• [Document extract]:
## Start
- #1

TheLastMagician

- 6

- 0

Foundations: Algebra and Geometry by Beardon

Calculus/analysis: Calculus by Spivak

Linear algebra: Firedberg Insel

Abstract algebra: Allan Clarke

This is the main skeleton of my study for the next year. I will also be kept busy by homework assignments, lectures, etc. so I think this is enough, however I am seeking your opinions on how good my study plan is (for someone who doesn't know any university math). I am also open to suggestions for books I should read alongside the current ones (but I am not interested in "further reading" except for calc/analysis -- the rest can wait until next year as I said).

What I'm thinking for doing alongside are the following:

Foundations: I think the book I listed is comprehensive enough itself

Calculus/analysis: As I said, I want to push ahead with calculus/analysis so I'm thinking of reading something like Pugh's analysis right after Spivak.

Linear algebra: Are there enough problems in Friedberg Insel? If not then would you recommend Schaum's outline for problems? What about Halmos' problem book?
## End
• [Records of element boundaries]:
## Start
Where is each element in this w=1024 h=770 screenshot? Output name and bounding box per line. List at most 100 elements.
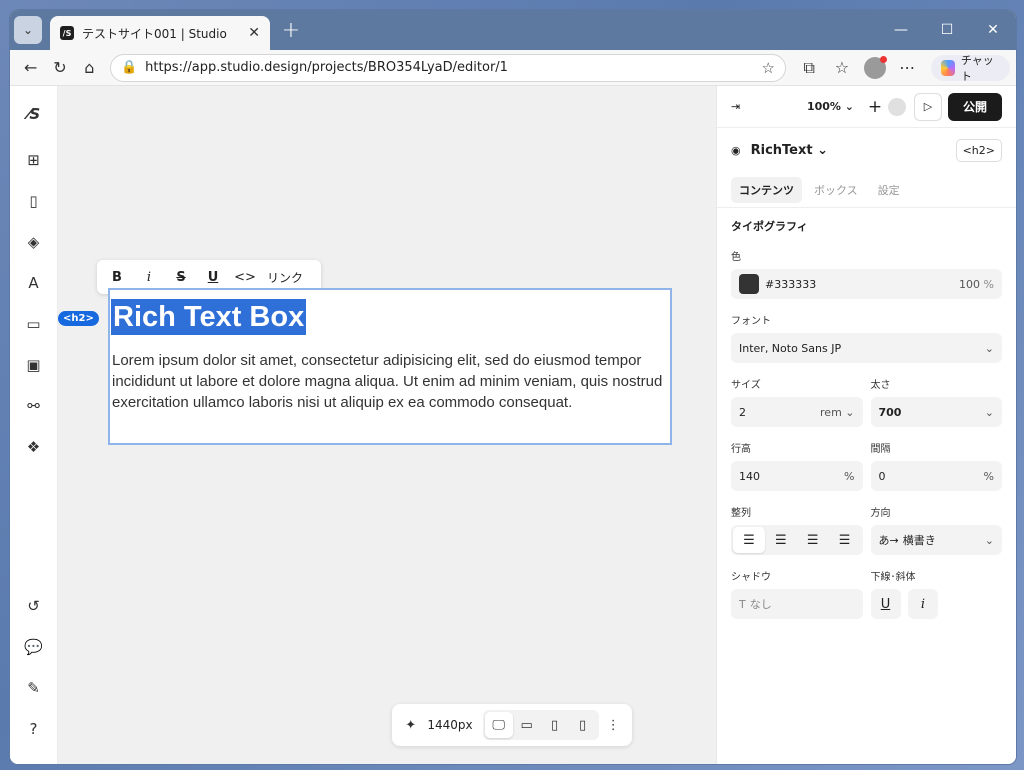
studio-favicon-icon: /S bbox=[60, 26, 74, 40]
chevron-down-icon: ⌄ bbox=[22, 23, 34, 37]
tab-box[interactable]: ボックス bbox=[806, 177, 866, 203]
history-icon[interactable]: ↺ bbox=[18, 590, 50, 622]
spacing-field[interactable]: 0 % bbox=[870, 461, 1002, 491]
align-left-icon[interactable]: ☰ bbox=[733, 527, 765, 553]
help-icon[interactable]: ? bbox=[18, 713, 50, 745]
cms-icon[interactable]: ⚯ bbox=[18, 390, 50, 422]
size-unit: rem bbox=[820, 405, 842, 419]
italic-toggle-icon[interactable]: i bbox=[908, 589, 938, 619]
maximize-icon[interactable]: ☐ bbox=[924, 10, 970, 50]
profile-button[interactable] bbox=[859, 54, 890, 82]
component-header: ◉ RichText ⌄ <h2> bbox=[717, 128, 1016, 172]
underline-button[interactable]: U bbox=[197, 264, 229, 290]
size-unit-select[interactable]: rem ⌄ bbox=[820, 406, 854, 419]
component-name[interactable]: RichText ⌄ bbox=[751, 143, 828, 158]
align-label: 整列 bbox=[731, 508, 751, 519]
avatar[interactable] bbox=[885, 95, 908, 118]
opacity-value: 100 bbox=[959, 277, 981, 291]
publish-button[interactable]: 公開 bbox=[947, 92, 1002, 121]
size-field[interactable]: 2 rem ⌄ bbox=[731, 397, 863, 427]
bold-button[interactable]: B bbox=[101, 264, 133, 290]
horizontal-text-icon: あ→ bbox=[878, 534, 899, 547]
add-collaborator-icon[interactable]: + bbox=[864, 96, 886, 118]
tab-settings[interactable]: 設定 bbox=[870, 177, 908, 203]
italic-button[interactable]: i bbox=[133, 264, 165, 290]
tag-select[interactable]: <h2> bbox=[955, 138, 1002, 162]
comment-icon[interactable]: 💬 bbox=[18, 631, 50, 663]
new-tab-button[interactable]: + bbox=[278, 17, 304, 43]
shadow-value: なし bbox=[749, 598, 772, 611]
title-bar: ⌄ /S テストサイト001 | Studio ✕ + — ☐ ✕ bbox=[10, 10, 1016, 50]
components-icon[interactable]: ❖ bbox=[18, 431, 50, 463]
design-canvas[interactable]: B i S U <> リンク <h2> Rich Text Box Lorem … bbox=[58, 86, 716, 764]
sparkle-icon[interactable]: ✦ bbox=[400, 712, 421, 738]
breakpoint-bar: ✦ 1440px 🖵 ▭ ▯ ▯ ⋮ bbox=[392, 704, 632, 746]
browser-tab[interactable]: /S テストサイト001 | Studio ✕ bbox=[50, 16, 270, 50]
image-icon[interactable]: ▣ bbox=[18, 349, 50, 381]
direction-select[interactable]: あ→ 横書き ⌄ bbox=[870, 525, 1002, 555]
color-field[interactable]: #333333 100 % bbox=[731, 269, 1002, 299]
opacity-unit: % bbox=[983, 277, 994, 291]
studio-editor: ⁄S ⊞ ▯ ◈ A ▭ ▣ ⚯ ❖ ↺ 💬 ✎ ? B i S U <> リン… bbox=[10, 86, 1016, 764]
close-window-icon[interactable]: ✕ bbox=[970, 10, 1016, 50]
align-group: ☰ ☰ ☰ ☰ bbox=[731, 525, 863, 555]
size-label: サイズ bbox=[731, 380, 761, 391]
laptop-icon[interactable]: ▭ bbox=[513, 712, 541, 738]
tab-menu-button[interactable]: ⌄ bbox=[14, 16, 42, 44]
visibility-icon[interactable]: ◉ bbox=[731, 144, 741, 157]
pages-icon[interactable]: ▯ bbox=[18, 185, 50, 217]
rich-text-heading[interactable]: Rich Text Box bbox=[111, 299, 307, 335]
code-button[interactable]: <> bbox=[229, 264, 261, 290]
panel-tabs: コンテンツ ボックス 設定 bbox=[717, 172, 1016, 208]
font-select[interactable]: Inter, Noto Sans JP ⌄ bbox=[731, 333, 1002, 363]
close-tab-icon[interactable]: ✕ bbox=[248, 25, 260, 41]
window-controls: — ☐ ✕ bbox=[878, 10, 1016, 50]
add-element-icon[interactable]: ⊞ bbox=[18, 144, 50, 176]
back-icon[interactable]: ← bbox=[16, 54, 45, 82]
text-shadow-icon: T bbox=[739, 597, 746, 611]
address-bar: ← ↻ ⌂ 🔒 https://app.studio.design/projec… bbox=[10, 50, 1016, 86]
studio-logo-icon[interactable]: ⁄S bbox=[18, 98, 50, 130]
mobile-icon[interactable]: ▯ bbox=[569, 712, 597, 738]
tablet-icon[interactable]: ▯ bbox=[541, 712, 569, 738]
extensions-icon[interactable]: ⧉ bbox=[794, 54, 825, 82]
line-height-value: 140 bbox=[739, 469, 760, 483]
tab-contents[interactable]: コンテンツ bbox=[731, 176, 802, 203]
align-center-icon[interactable]: ☰ bbox=[765, 527, 797, 553]
weight-select[interactable]: 700 ⌄ bbox=[870, 397, 1002, 427]
rich-text-box[interactable]: Rich Text Box Lorem ipsum dolor sit amet… bbox=[108, 288, 672, 445]
font-label: フォント bbox=[731, 316, 771, 327]
browser-window: ⌄ /S テストサイト001 | Studio ✕ + — ☐ ✕ ← ↻ ⌂ … bbox=[10, 10, 1016, 764]
align-justify-icon[interactable]: ☰ bbox=[829, 527, 861, 553]
pen-icon[interactable]: ✎ bbox=[18, 672, 50, 704]
more-options-icon[interactable]: ⋮ bbox=[603, 712, 624, 738]
color-swatch[interactable] bbox=[739, 274, 759, 294]
minimize-icon[interactable]: — bbox=[878, 10, 924, 50]
breakpoint-width: 1440px bbox=[427, 718, 473, 732]
folder-icon[interactable]: ▭ bbox=[18, 308, 50, 340]
tab-title: テストサイト001 | Studio bbox=[82, 26, 227, 41]
underline-toggle-icon[interactable]: U bbox=[870, 589, 901, 619]
url-field[interactable]: 🔒 https://app.studio.design/projects/BRO… bbox=[109, 53, 786, 82]
reload-icon[interactable]: ↻ bbox=[45, 54, 74, 82]
line-height-field[interactable]: 140 % bbox=[731, 461, 863, 491]
strikethrough-button[interactable]: S bbox=[165, 264, 197, 290]
link-button[interactable]: リンク bbox=[261, 264, 309, 290]
desktop-icon[interactable]: 🖵 bbox=[484, 712, 513, 738]
zoom-level[interactable]: 100% ⌄ bbox=[807, 100, 854, 113]
preview-button[interactable]: ▷ bbox=[913, 92, 942, 121]
favorites-icon[interactable]: ☆ bbox=[827, 54, 858, 82]
shadow-field[interactable]: T なし bbox=[731, 589, 863, 619]
color-opacity[interactable]: 100 % bbox=[959, 278, 994, 291]
more-icon[interactable]: ⋯ bbox=[892, 54, 923, 82]
star-icon[interactable]: ☆ bbox=[761, 59, 774, 77]
home-icon[interactable]: ⌂ bbox=[75, 54, 104, 82]
align-right-icon[interactable]: ☰ bbox=[797, 527, 829, 553]
rich-text-body[interactable]: Lorem ipsum dolor sit amet, consectetur … bbox=[112, 350, 668, 413]
collapse-panel-icon[interactable]: ⇥ bbox=[731, 100, 740, 113]
chevron-down-icon: ⌄ bbox=[984, 341, 994, 355]
spacing-unit: % bbox=[983, 469, 994, 483]
chat-button[interactable]: チャット bbox=[930, 54, 1010, 83]
typography-icon[interactable]: A bbox=[18, 267, 50, 299]
layers-icon[interactable]: ◈ bbox=[18, 226, 50, 258]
## End
• [Requests]:
- A) Answer these questions about the forum post on a math study plan:
(i) Which book is listed for calculus/analysis?
(ii) Which book does the poster think of reading right after that one?
(iii) What two sources does the poster ask about for extra linear algebra problems?
- B) Carry on the forum post about a math study plan, starting after its last line.

• [Answers to the exercise]:
- A)
(i) Calculus by Spivak
(ii) Pugh's analysis
(iii) Schaum's outline and Halmos' problem book

- B)
Abstract algebra: Allan Clarke is basically a "learn through problems" book. There is minimal exposition. I am good at solving problems and did very well in my national olympiad so I thought it would suit me (in fact it was recommended to me by one of the national team's IMO members). But I think I may need a reference in any case, so would Dummit Foote work for that?

There is also the issue of learning physics. I am interesting in taking some (optional) applied modules in my first year so I can decide if I want to continue with "math and physics" or just pure math. I don't know any physics except for the very basics from high school, such as the kind of thing taught in Hewlitt's conceptual physics. In particular, I don't know any "calculus physics" -- how physics is done using calculus. Any recommendations for starting?

Thanks for your help!